◆ Problem to solve:
Examine the entries and show every line in which the word "domain" is found.
##### Input material
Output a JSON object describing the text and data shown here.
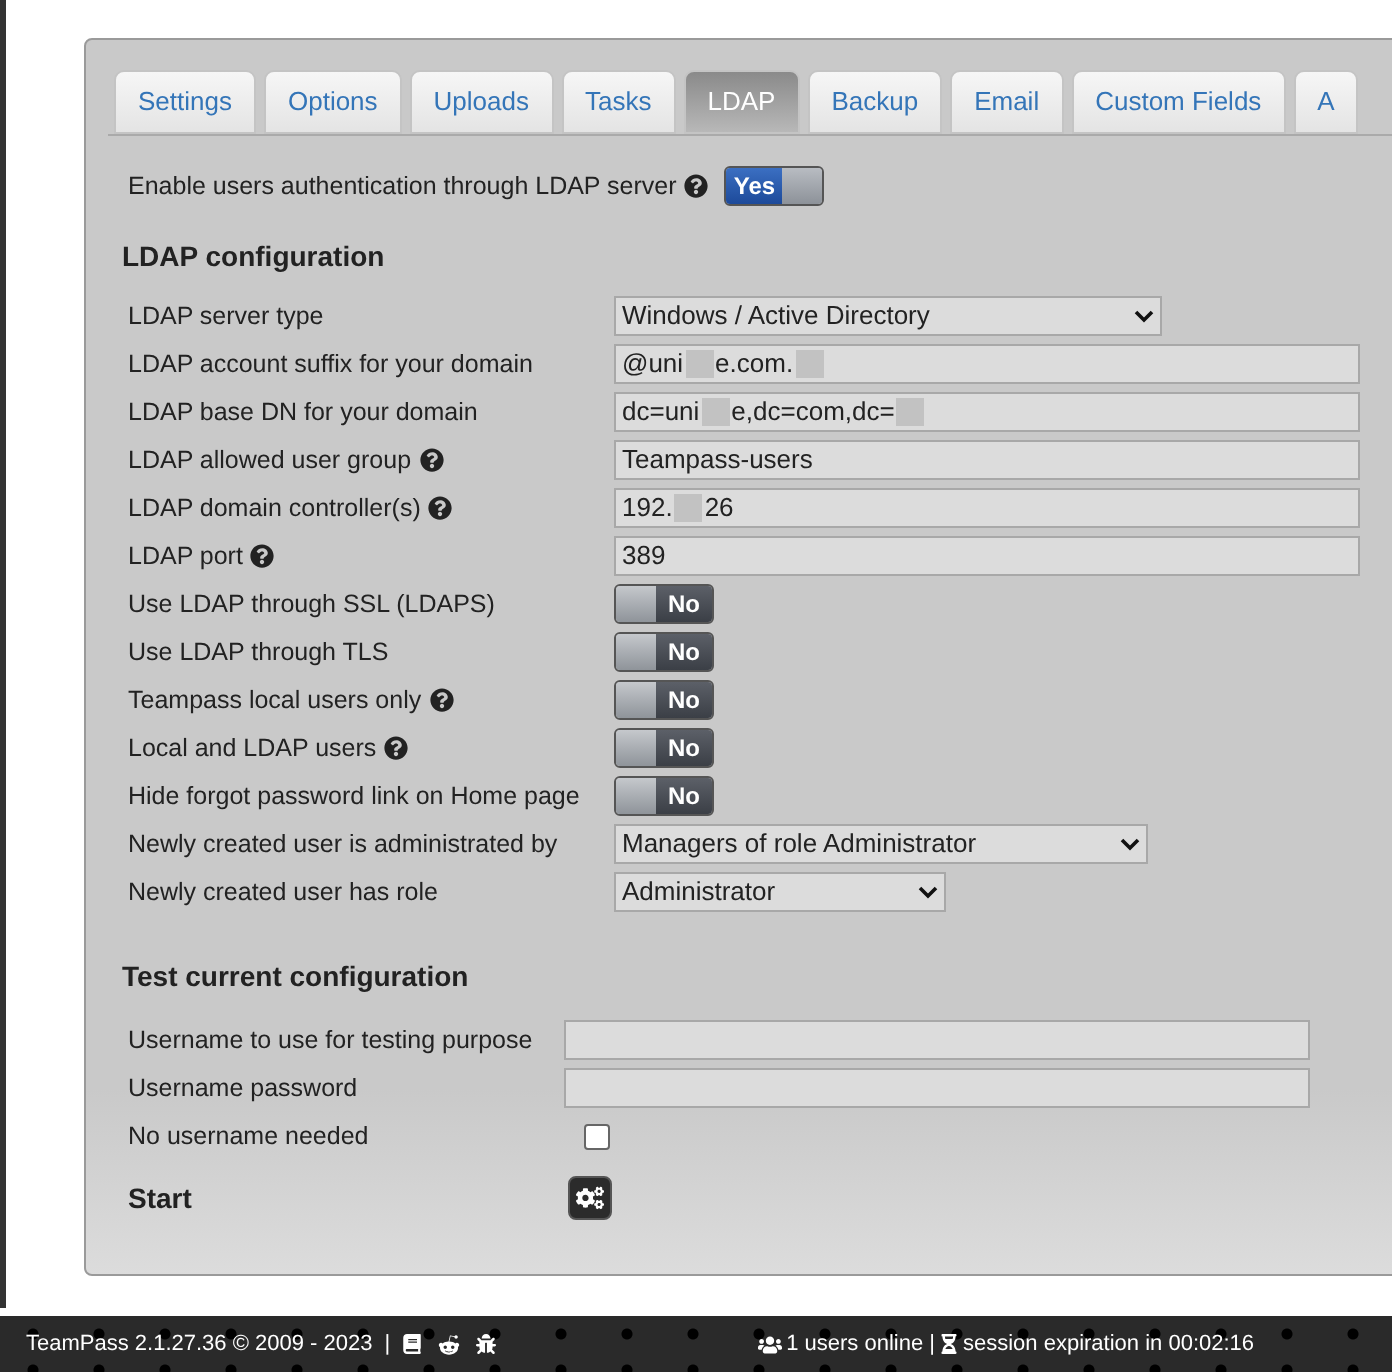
{
  "tabs": [
    {
      "label": "Settings",
      "selected": false
    },
    {
      "label": "Options",
      "selected": false
    },
    {
      "label": "Uploads",
      "selected": false
    },
    {
      "label": "Tasks",
      "selected": false
    },
    {
      "label": "LDAP",
      "selected": true
    },
    {
      "label": "Backup",
      "selected": false
    },
    {
      "label": "Email",
      "selected": false
    },
    {
      "label": "Custom Fields",
      "selected": false
    },
    {
      "label": "A",
      "selected": false
    }
  ],
  "enable": {
    "label": "Enable users authentication through LDAP server",
    "help": true,
    "toggle": {
      "text": "Yes",
      "on": true
    }
  },
  "ldap_configuration": {
    "title": "LDAP configuration",
    "rows": [
      {
        "kind": "select",
        "label": "LDAP server type",
        "help": false,
        "value": [
          {
            "kind": "text",
            "text": "Windows / Active Directory"
          }
        ]
      },
      {
        "kind": "input",
        "label": "LDAP account suffix for your domain",
        "help": false,
        "value": [
          {
            "kind": "text",
            "text": "@uni"
          },
          {
            "kind": "redacted"
          },
          {
            "kind": "text",
            "text": "e.com."
          },
          {
            "kind": "redacted"
          }
        ]
      },
      {
        "kind": "input",
        "label": "LDAP base DN for your domain",
        "help": false,
        "value": [
          {
            "kind": "text",
            "text": "dc=uni"
          },
          {
            "kind": "redacted"
          },
          {
            "kind": "text",
            "text": "e,dc=com,dc="
          },
          {
            "kind": "redacted"
          }
        ]
      },
      {
        "kind": "input",
        "label": "LDAP allowed user group",
        "help": true,
        "value": [
          {
            "kind": "text",
            "text": "Teampass-users"
          }
        ]
      },
      {
        "kind": "input",
        "label": "LDAP domain controller(s)",
        "help": true,
        "value": [
          {
            "kind": "text",
            "text": "192."
          },
          {
            "kind": "redacted"
          },
          {
            "kind": "text",
            "text": "26"
          }
        ]
      },
      {
        "kind": "input",
        "label": "LDAP port",
        "help": true,
        "value": [
          {
            "kind": "text",
            "text": "389"
          }
        ]
      },
      {
        "kind": "toggle",
        "label": "Use LDAP through SSL (LDAPS)",
        "help": false,
        "toggle": {
          "text": "No",
          "on": false
        }
      },
      {
        "kind": "toggle",
        "label": "Use LDAP through TLS",
        "help": false,
        "toggle": {
          "text": "No",
          "on": false
        }
      },
      {
        "kind": "toggle",
        "label": "Teampass local users only",
        "help": true,
        "toggle": {
          "text": "No",
          "on": false
        }
      },
      {
        "kind": "toggle",
        "label": "Local and LDAP users",
        "help": true,
        "toggle": {
          "text": "No",
          "on": false
        }
      },
      {
        "kind": "toggle",
        "label": "Hide forgot password link on Home page",
        "help": false,
        "toggle": {
          "text": "No",
          "on": false
        }
      },
      {
        "kind": "select",
        "label": "Newly created user is administrated by",
        "help": false,
        "value": [
          {
            "kind": "text",
            "text": "Managers of role Administrator"
          }
        ]
      },
      {
        "kind": "select",
        "label": "Newly created user has role",
        "help": false,
        "value": [
          {
            "kind": "text",
            "text": "Administrator"
          }
        ]
      }
    ]
  },
  "test": {
    "title": "Test current configuration",
    "rows": [
      {
        "kind": "input",
        "label": "Username to use for testing purpose"
      },
      {
        "kind": "input",
        "label": "Username password"
      },
      {
        "kind": "checkbox",
        "label": "No username needed",
        "checked": false
      }
    ],
    "start": {
      "label": "Start"
    }
  },
  "footer": {
    "version": "TeamPass 2.1.27.36 © 2009 - 2023",
    "separator": "|",
    "users": "1 users online |",
    "session": "session expiration in 00:02:16"
  }
}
##########
◆ Finished answer:
        "label": "LDAP account suffix for your domain",
        "label": "LDAP base DN for your domain",
        "label": "LDAP domain controller(s)",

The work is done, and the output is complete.